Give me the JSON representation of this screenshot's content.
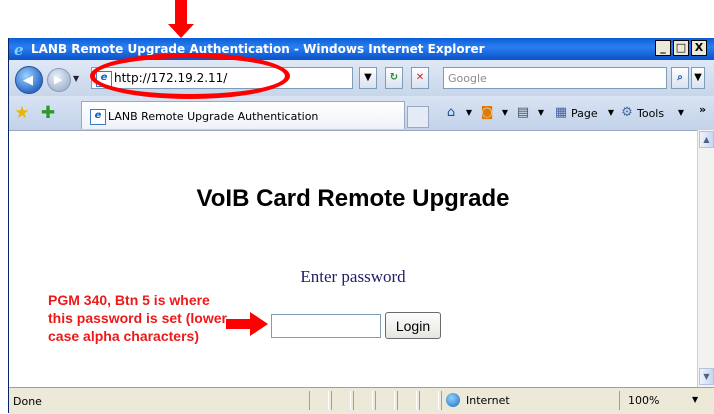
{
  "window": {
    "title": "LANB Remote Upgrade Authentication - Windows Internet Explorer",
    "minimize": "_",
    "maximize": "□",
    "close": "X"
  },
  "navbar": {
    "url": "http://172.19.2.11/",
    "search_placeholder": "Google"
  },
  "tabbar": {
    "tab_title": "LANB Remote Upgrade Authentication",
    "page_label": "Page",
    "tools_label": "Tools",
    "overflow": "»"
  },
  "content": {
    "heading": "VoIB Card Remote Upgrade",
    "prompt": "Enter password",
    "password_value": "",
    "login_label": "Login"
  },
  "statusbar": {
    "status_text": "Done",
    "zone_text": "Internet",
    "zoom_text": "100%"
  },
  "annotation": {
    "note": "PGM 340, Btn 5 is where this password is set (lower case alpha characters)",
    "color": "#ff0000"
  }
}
■ ■ ■ ■ ■
| WHAT TO PRODUCE |
Every record is to be reproduced exactly, with no pictures included.

| ANSWER IN FULL |
Give me the JSON representation of this screenshot's content.
{
  "window": {
    "title": "LANB Remote Upgrade Authentication - Windows Internet Explorer",
    "minimize": "_",
    "maximize": "□",
    "close": "X"
  },
  "navbar": {
    "url": "http://172.19.2.11/",
    "search_placeholder": "Google"
  },
  "tabbar": {
    "tab_title": "LANB Remote Upgrade Authentication",
    "page_label": "Page",
    "tools_label": "Tools",
    "overflow": "»"
  },
  "content": {
    "heading": "VoIB Card Remote Upgrade",
    "prompt": "Enter password",
    "password_value": "",
    "login_label": "Login"
  },
  "statusbar": {
    "status_text": "Done",
    "zone_text": "Internet",
    "zoom_text": "100%"
  },
  "annotation": {
    "note": "PGM 340, Btn 5 is where this password is set (lower case alpha characters)",
    "color": "#ff0000"
  }
}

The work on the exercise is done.